→ OBJETIVO DA TAREFA
Reproduza o trecho do texto fornecido que começa nas palavras "janeiro 04, 2004" e termina após "vejo grande actualização.", trocando "Schopenhauer" por "Kierkegaard".

→ TEXTO FORNECIDO
******************************

DE FACTO, É UMA GRANDE QUESTÃO. NEM ESTOU A VER. Diz a nova presidente da associação académica da Universidade de Aveiro no Público de hoje: «Não discordo que há um ou outro exemplo de alunos que tiram o lugar a outros, mas é impossível implementar um regime de prescrições nesta altura, porque não há como avaliar por que é que um estudante chumba. Não existe um sistema que possa avaliar perfeitamente porque é que um aluno reprovou.» E logo a seguir: «Para além disso, o aluno paga propina — logo, tem todo o direito de frequentar o ensino e muitos reprovam por motivos de trabalho, para pagarem propinas, alojamento e alimentação. Noutros casos o erro está no docente e na pedagogia.»
janeiro 04, 2004
NIETZSCHE, NIETZSCHE... Tem graça. Estava aqui a tentar visitar os meus amigos Nietzsche & Schopenhauer, mas não vejo grande actualização.
NÃO ME ABORREÇAM COM O OPTIMISMO, 2. Este final de ano foi dramático, de verdade: aturar presidentes de Câmara e presidentes de empresa, presidente da República e directores de jornal, secretários de Estado e bispos a pregarem-nos o dever do optimismo é uma desgraça incomparável. Desde Junho, com as incursões açorianas do Presidente, mais o «patriotismo moderno e democrático», o «respeitinho pelos políticos» e a insuportável «auto-estima», que o País se encarregava de espatifar a personalidade com o discurso sobre a crise e o seu contrário, a necessidade de rigor e o seu contrário, a exigência de contenção orçamental e o seu contrário. E é isso mesmo: eu não quero que o primeiro-ministro ande pelo país fora a levantar-nos a moral como os missionários andavam pelo sertão a espalhar a fé ou nas encostas de Trás-os-Montes a levar relíquias da Terra Santa. Eu quero que o primeiro-ministro se dedique, fundamentalmente, a primeiro-ministrar; é essa a sua função. E que os empresários se dediquem à sua função com seriedade. E que os tribunais julguem. E que as coisas, em geral, funcionem. O nosso optimismo seria imenso, fatal, vastíssimo, imbatível. A nossa auto-estima, finalmente, ninguém ouviria falar dela porque não era para aqui chamada. Mas não; há por aí uma vontade irresistível de se meterem na nossa vida: «Tens de elevar a tua auto-estima.» Martha Stewart em edição portuguesa, com mais rendas e bordados. «Vamos! Temos de ser optimistas!» Padre Rossi sem paramentos.

******************************

→ DADOS FORNECIDOS

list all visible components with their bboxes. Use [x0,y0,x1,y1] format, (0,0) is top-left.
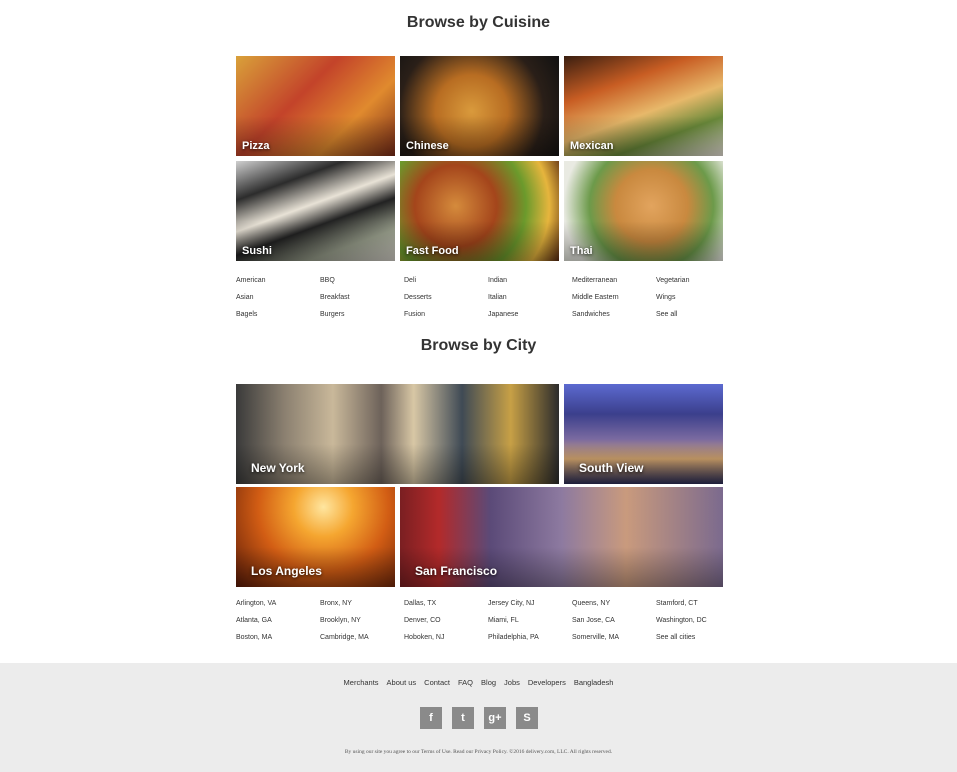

******************************

→ RESULTADO
janeiro 04, 2004
NIETZSCHE, NIETZSCHE... Tem graça. Estava aqui a tentar visitar os meus amigos Nietzsche & Kierkegaard, mas não vejo grande actualização.